╭─ Source data

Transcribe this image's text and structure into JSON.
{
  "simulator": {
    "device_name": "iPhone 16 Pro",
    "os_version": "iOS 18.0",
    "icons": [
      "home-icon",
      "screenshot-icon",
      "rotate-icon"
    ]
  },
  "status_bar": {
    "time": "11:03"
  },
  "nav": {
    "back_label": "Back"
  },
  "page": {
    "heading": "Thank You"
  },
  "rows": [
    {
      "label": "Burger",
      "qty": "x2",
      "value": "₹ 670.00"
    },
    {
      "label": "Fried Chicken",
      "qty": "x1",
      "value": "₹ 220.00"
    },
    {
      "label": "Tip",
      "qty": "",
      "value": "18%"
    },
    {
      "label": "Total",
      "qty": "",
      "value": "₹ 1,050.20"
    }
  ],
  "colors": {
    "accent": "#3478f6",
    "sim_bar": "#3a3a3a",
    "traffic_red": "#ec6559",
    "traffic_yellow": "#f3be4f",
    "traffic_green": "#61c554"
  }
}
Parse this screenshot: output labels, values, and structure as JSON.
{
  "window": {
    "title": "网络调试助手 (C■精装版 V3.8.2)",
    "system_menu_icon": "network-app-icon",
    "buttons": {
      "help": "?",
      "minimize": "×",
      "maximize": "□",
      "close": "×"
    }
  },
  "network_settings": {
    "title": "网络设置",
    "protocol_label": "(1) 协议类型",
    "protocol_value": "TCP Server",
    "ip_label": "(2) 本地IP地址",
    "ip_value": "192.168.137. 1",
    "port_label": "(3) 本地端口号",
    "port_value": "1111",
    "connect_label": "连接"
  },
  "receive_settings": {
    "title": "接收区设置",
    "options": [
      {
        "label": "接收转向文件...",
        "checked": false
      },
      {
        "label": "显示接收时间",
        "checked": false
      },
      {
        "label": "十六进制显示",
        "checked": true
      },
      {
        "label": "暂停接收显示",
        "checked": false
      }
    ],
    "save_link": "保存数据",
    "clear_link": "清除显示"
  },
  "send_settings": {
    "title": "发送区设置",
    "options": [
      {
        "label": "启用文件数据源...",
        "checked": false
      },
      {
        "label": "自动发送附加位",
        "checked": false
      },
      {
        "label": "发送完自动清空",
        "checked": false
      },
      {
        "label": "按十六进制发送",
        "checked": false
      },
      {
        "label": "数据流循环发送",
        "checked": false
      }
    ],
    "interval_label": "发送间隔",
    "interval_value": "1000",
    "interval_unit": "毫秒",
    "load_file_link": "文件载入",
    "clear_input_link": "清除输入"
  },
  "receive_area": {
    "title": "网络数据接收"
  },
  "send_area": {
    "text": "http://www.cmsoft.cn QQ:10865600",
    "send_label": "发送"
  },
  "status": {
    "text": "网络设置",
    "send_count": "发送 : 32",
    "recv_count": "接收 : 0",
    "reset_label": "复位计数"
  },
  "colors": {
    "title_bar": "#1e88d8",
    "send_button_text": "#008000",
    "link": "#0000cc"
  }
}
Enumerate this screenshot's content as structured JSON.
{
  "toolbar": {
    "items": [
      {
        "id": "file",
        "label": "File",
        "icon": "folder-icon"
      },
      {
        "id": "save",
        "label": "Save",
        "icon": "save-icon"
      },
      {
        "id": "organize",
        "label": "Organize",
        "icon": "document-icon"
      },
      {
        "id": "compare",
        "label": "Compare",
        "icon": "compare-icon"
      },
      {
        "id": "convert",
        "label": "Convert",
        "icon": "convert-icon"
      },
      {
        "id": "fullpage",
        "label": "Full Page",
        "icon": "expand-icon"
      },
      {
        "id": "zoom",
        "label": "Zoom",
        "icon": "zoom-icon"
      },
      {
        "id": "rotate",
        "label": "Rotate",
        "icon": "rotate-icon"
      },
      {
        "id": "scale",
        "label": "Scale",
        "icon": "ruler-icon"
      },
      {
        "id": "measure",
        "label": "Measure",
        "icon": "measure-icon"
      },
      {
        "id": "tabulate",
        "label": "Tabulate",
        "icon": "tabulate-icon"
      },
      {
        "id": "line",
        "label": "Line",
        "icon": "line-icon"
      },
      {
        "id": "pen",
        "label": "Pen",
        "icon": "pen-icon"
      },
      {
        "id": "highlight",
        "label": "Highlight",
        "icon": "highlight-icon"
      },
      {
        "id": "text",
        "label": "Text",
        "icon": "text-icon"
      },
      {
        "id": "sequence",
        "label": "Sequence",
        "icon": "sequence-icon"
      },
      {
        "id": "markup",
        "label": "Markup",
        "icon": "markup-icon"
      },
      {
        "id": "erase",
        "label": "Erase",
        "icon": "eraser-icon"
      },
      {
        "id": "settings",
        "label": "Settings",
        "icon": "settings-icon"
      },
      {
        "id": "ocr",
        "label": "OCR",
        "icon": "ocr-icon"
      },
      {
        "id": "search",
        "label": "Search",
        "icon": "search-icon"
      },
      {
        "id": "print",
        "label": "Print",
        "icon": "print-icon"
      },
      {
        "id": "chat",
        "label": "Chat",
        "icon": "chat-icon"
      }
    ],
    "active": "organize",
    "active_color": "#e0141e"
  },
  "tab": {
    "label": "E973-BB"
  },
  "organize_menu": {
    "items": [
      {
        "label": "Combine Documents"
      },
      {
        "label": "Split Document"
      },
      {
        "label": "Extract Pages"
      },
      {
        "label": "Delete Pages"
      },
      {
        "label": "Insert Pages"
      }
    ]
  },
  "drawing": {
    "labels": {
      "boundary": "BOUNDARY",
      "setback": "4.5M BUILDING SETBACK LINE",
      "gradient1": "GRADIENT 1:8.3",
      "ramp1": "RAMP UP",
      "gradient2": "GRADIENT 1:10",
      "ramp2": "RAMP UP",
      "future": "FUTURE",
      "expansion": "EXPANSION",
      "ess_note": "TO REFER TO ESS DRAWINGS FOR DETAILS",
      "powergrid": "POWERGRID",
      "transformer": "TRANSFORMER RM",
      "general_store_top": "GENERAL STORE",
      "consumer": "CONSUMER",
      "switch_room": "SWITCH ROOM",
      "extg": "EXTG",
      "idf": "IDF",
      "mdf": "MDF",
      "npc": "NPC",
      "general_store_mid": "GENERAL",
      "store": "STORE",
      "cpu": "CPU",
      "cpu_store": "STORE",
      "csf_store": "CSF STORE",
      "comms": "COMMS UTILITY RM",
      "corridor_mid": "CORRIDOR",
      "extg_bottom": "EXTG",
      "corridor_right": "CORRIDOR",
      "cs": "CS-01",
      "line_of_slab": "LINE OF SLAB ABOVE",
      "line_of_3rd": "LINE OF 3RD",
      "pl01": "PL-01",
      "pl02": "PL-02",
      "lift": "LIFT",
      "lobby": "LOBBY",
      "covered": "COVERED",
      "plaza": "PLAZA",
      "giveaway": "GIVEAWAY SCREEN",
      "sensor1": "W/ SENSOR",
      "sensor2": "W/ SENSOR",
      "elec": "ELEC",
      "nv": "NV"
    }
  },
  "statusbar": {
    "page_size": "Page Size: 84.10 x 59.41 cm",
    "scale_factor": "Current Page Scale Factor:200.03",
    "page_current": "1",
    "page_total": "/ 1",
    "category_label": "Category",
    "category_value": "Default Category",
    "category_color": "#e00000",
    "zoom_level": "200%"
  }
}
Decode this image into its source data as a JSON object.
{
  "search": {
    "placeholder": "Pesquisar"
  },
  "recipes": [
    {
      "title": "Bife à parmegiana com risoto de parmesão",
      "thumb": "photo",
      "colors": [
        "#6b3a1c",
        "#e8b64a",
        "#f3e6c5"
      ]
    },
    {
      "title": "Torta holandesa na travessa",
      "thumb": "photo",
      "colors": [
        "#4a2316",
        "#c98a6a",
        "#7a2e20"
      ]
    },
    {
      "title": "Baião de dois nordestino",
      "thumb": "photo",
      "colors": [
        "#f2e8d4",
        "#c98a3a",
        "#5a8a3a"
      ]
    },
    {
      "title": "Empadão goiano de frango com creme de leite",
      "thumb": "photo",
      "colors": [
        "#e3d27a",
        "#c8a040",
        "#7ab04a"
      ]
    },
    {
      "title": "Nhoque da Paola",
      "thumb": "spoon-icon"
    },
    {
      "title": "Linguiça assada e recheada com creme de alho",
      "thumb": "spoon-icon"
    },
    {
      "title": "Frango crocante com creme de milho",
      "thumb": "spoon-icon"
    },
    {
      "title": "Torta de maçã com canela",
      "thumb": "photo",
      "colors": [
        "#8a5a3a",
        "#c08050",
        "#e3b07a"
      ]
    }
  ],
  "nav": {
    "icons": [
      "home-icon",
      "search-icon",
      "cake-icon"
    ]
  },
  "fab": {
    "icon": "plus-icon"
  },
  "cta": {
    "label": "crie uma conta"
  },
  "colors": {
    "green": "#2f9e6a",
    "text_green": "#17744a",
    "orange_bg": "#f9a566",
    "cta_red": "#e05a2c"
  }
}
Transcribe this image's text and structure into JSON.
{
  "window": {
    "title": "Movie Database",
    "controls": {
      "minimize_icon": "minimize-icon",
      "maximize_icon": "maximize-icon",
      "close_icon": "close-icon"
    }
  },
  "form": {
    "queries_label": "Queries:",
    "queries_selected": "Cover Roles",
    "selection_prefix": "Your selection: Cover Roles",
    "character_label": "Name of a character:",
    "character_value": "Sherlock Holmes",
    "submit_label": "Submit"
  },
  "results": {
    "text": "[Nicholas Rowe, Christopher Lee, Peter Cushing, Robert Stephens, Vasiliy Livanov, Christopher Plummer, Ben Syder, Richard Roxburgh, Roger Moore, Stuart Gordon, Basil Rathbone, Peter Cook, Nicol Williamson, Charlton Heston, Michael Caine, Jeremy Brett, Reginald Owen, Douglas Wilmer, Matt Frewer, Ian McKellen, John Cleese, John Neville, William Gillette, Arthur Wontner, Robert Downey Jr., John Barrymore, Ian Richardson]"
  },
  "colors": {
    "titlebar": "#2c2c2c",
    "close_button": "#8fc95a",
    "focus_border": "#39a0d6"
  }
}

╰─

Extract each line holding the string "this".

Transcribe this image's text and structure into JSON.
Parse this screenshot: output labels, values, and structure as JSON.
Enumerate this screenshot's content as structured JSON.
Decode this image into its source data as a JSON object.
Transcribe this image's text and structure into JSON.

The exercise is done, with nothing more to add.